## WHAT YOU SHOULD DO
Find the lines with the string "costo" and return them.

## RECORDS FOR THE EXERCISE
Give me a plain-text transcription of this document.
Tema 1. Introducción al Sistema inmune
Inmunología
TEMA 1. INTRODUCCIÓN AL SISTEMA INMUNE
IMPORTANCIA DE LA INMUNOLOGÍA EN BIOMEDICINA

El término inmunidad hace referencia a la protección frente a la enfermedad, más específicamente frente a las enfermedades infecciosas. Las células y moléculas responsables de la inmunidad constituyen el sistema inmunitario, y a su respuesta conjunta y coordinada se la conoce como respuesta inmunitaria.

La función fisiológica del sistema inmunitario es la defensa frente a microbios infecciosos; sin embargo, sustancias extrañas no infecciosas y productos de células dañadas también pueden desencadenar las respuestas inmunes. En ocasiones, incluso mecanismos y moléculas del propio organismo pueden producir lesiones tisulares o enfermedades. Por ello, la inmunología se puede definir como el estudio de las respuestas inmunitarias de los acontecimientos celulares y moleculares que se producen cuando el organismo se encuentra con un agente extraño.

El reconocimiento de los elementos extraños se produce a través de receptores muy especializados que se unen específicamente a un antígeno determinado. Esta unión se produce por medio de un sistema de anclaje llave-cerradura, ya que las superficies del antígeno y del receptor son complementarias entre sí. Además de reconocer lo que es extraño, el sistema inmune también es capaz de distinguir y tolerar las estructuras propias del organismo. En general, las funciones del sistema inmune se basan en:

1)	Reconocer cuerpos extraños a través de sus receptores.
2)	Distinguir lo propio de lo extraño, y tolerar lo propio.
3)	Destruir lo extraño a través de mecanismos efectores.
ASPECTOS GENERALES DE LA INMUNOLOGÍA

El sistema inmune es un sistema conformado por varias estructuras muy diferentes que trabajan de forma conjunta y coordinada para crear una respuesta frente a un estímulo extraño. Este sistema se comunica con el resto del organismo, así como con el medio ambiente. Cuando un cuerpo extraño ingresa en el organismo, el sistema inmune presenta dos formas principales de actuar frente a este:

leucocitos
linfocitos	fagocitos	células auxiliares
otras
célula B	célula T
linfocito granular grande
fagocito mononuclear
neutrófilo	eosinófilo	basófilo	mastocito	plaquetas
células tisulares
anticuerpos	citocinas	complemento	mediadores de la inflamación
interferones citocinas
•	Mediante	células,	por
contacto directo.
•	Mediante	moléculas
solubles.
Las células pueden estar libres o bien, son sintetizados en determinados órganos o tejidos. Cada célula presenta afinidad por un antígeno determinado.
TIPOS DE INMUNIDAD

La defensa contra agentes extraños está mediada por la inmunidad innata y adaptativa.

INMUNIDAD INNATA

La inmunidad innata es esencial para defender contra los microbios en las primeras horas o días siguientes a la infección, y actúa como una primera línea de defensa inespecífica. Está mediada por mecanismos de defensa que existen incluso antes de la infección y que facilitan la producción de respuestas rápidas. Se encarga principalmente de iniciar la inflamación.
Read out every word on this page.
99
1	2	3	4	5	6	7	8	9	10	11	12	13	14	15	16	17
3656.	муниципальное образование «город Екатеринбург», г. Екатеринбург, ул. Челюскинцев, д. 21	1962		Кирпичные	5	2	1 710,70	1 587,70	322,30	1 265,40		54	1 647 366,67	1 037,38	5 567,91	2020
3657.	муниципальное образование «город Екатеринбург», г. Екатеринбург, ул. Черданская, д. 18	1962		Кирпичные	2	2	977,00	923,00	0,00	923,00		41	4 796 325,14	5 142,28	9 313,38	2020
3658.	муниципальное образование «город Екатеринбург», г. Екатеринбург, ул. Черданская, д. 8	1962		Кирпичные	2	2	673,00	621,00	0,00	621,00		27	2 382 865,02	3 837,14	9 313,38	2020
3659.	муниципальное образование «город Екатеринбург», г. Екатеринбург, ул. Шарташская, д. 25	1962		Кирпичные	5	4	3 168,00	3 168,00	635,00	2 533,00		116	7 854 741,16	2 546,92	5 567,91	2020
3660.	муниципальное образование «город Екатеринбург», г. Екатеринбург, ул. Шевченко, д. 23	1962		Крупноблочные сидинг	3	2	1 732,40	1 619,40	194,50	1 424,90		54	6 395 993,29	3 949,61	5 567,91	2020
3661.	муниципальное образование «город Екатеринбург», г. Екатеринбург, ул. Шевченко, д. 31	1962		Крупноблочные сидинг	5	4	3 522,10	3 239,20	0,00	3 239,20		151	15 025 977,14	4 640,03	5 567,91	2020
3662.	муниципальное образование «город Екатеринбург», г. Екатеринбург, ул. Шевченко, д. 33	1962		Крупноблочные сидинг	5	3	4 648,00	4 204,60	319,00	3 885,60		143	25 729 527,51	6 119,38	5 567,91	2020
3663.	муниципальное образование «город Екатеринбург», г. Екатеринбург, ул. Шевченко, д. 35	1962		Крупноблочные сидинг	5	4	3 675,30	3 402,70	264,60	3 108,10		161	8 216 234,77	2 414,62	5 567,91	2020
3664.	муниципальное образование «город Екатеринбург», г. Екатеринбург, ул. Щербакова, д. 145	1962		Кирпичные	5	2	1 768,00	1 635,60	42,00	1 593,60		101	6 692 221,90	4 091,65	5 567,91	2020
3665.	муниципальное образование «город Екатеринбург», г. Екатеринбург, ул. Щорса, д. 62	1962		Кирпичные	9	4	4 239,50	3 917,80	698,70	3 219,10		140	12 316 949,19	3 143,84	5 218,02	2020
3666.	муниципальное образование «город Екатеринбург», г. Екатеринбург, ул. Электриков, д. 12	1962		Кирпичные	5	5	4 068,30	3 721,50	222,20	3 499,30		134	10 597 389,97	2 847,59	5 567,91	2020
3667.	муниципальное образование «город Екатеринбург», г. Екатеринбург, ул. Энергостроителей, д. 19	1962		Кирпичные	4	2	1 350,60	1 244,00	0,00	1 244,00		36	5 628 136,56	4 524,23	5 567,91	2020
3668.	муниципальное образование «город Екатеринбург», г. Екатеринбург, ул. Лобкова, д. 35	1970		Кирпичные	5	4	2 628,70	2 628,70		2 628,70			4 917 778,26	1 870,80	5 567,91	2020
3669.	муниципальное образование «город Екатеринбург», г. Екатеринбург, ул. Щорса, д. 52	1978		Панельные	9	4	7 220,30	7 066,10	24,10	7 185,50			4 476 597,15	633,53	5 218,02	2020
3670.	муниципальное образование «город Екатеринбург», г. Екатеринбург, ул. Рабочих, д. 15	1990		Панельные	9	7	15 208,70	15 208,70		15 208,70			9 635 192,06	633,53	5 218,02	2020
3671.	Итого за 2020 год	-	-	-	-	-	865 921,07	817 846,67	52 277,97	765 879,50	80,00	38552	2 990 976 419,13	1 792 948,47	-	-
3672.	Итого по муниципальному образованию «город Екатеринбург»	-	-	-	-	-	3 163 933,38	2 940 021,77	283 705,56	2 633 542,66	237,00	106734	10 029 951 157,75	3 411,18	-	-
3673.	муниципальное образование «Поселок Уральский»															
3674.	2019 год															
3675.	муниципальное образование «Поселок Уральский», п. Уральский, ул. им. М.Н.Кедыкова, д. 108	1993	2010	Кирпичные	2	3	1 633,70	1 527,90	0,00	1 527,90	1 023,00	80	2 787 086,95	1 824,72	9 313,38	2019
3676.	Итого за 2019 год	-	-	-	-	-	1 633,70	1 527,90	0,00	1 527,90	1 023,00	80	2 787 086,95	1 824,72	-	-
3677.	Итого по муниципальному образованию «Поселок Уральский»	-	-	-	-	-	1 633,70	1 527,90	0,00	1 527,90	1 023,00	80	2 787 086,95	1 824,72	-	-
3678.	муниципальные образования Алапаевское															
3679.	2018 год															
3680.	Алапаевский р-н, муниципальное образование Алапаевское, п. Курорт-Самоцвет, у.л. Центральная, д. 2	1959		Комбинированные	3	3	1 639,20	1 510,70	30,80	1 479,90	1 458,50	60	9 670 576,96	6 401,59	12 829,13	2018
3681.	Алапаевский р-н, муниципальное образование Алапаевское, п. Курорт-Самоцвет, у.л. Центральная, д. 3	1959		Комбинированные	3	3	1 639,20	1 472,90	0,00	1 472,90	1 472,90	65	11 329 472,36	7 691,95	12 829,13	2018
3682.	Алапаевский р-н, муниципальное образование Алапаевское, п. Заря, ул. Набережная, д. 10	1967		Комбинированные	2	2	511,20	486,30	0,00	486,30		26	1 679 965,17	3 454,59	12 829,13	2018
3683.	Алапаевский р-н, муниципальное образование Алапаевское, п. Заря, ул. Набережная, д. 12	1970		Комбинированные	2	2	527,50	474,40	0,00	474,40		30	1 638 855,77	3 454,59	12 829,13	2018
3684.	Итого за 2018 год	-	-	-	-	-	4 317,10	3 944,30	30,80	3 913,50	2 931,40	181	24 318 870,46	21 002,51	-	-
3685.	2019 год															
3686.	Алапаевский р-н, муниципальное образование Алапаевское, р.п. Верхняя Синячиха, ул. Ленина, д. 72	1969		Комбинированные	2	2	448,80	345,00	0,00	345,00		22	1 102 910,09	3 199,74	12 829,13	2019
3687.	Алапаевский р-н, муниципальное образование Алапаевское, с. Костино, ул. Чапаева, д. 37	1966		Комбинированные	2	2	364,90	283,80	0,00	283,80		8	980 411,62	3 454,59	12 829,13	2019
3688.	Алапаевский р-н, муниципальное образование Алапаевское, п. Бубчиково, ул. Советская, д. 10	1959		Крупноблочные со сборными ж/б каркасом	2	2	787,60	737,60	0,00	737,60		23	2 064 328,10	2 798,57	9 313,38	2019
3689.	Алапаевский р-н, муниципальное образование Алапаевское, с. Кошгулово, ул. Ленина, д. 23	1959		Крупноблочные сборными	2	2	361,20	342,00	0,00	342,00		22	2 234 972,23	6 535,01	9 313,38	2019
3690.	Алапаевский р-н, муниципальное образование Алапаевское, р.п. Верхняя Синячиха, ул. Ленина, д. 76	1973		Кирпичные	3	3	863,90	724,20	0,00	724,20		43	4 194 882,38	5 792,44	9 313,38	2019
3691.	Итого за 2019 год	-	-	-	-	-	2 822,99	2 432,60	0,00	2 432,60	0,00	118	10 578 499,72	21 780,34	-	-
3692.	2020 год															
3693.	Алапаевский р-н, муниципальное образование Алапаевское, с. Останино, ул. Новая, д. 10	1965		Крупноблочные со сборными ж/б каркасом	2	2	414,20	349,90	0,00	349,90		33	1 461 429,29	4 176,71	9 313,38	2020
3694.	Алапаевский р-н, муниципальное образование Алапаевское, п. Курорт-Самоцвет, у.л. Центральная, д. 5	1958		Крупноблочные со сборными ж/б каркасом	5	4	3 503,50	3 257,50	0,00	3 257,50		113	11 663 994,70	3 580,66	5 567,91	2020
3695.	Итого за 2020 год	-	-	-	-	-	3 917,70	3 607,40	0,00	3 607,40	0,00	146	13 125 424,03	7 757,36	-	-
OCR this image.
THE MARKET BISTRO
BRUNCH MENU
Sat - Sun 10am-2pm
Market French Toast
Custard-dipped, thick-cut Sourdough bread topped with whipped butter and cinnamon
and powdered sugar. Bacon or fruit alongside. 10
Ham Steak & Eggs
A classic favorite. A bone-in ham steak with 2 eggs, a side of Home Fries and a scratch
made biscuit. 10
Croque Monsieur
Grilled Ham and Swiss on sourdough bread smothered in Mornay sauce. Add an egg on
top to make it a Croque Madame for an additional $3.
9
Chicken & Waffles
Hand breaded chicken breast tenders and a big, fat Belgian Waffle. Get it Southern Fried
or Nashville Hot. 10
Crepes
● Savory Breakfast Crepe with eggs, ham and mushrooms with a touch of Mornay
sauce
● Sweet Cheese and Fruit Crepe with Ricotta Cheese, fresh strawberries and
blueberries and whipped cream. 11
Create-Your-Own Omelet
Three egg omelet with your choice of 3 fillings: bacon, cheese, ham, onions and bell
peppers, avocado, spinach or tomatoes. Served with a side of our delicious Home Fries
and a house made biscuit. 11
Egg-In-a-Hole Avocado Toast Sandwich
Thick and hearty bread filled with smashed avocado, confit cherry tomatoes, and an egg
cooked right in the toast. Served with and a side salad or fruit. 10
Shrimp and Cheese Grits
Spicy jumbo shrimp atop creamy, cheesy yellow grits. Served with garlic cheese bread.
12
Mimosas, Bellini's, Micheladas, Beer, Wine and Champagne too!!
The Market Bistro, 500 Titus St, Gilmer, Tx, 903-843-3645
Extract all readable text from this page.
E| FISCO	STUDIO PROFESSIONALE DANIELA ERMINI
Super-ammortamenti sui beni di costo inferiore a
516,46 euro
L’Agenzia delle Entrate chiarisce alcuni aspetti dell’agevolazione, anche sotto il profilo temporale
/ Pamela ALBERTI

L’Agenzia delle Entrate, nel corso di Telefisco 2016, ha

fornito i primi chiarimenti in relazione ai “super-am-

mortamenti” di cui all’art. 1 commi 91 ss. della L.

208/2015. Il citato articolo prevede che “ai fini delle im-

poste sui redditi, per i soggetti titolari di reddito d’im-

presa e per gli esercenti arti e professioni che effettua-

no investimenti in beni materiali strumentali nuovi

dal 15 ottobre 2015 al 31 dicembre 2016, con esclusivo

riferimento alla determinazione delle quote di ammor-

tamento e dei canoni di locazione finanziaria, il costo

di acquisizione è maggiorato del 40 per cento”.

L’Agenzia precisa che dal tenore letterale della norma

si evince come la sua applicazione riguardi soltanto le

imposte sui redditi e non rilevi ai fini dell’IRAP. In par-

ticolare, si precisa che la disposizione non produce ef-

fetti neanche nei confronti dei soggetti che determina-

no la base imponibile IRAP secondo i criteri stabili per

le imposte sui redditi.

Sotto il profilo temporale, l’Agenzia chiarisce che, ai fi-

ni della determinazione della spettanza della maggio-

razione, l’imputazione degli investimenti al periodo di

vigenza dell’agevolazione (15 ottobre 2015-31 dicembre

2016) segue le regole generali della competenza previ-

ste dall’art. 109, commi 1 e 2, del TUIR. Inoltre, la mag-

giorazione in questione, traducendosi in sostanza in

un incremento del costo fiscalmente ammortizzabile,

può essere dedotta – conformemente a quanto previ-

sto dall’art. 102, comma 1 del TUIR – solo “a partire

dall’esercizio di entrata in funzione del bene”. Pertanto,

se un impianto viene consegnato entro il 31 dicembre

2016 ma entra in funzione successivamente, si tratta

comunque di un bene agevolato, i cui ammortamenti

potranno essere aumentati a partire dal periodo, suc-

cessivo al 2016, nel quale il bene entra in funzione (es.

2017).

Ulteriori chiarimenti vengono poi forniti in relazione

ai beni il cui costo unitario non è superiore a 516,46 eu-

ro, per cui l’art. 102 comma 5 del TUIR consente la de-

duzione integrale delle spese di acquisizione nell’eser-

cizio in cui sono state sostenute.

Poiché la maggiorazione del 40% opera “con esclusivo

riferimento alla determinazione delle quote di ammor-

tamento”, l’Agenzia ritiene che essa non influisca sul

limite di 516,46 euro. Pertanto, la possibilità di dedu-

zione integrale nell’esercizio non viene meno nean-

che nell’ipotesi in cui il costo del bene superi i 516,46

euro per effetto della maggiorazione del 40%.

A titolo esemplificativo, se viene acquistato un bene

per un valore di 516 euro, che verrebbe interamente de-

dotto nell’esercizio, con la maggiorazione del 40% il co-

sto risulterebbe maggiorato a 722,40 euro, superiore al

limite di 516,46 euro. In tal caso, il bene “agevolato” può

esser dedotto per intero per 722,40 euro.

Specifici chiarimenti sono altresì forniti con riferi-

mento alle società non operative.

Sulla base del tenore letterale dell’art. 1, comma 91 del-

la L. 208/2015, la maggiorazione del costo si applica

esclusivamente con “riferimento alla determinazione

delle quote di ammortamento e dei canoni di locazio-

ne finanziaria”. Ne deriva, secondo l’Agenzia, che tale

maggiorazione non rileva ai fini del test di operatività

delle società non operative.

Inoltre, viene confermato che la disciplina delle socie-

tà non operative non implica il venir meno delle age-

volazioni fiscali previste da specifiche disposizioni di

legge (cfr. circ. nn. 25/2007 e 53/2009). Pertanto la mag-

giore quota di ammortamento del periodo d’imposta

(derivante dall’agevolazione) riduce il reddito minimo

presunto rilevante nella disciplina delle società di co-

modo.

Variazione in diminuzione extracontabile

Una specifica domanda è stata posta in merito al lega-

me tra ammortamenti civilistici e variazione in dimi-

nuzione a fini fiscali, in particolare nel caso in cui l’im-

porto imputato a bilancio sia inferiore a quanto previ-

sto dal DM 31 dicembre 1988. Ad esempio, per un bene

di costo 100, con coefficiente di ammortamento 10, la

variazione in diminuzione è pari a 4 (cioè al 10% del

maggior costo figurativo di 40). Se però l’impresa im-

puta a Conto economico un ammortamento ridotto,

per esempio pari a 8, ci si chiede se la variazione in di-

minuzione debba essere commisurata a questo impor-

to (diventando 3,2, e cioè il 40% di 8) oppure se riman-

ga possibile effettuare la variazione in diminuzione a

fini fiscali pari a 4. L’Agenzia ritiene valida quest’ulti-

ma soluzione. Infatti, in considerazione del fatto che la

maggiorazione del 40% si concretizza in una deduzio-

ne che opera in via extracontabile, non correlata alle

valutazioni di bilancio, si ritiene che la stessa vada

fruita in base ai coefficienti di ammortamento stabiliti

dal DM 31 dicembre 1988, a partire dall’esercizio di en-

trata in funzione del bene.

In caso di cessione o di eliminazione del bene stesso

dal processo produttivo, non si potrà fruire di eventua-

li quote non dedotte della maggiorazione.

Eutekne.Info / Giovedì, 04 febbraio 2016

## RESPONSE BELOW
Super-ammortamenti sui beni di costo inferiore a
tamento e dei canoni di locazione finanziaria, il costo
un incremento del costo fiscalmente ammortizzabile,
ai beni il cui costo unitario non è superiore a 516,46 eu-
che nell’ipotesi in cui il costo del bene superi i 516,46
la L. 208/2015, la maggiorazione del costo si applica
di costo 100, con coefficiente di ammortamento 10, la
maggior costo figurativo di 40). Se però l’impresa im-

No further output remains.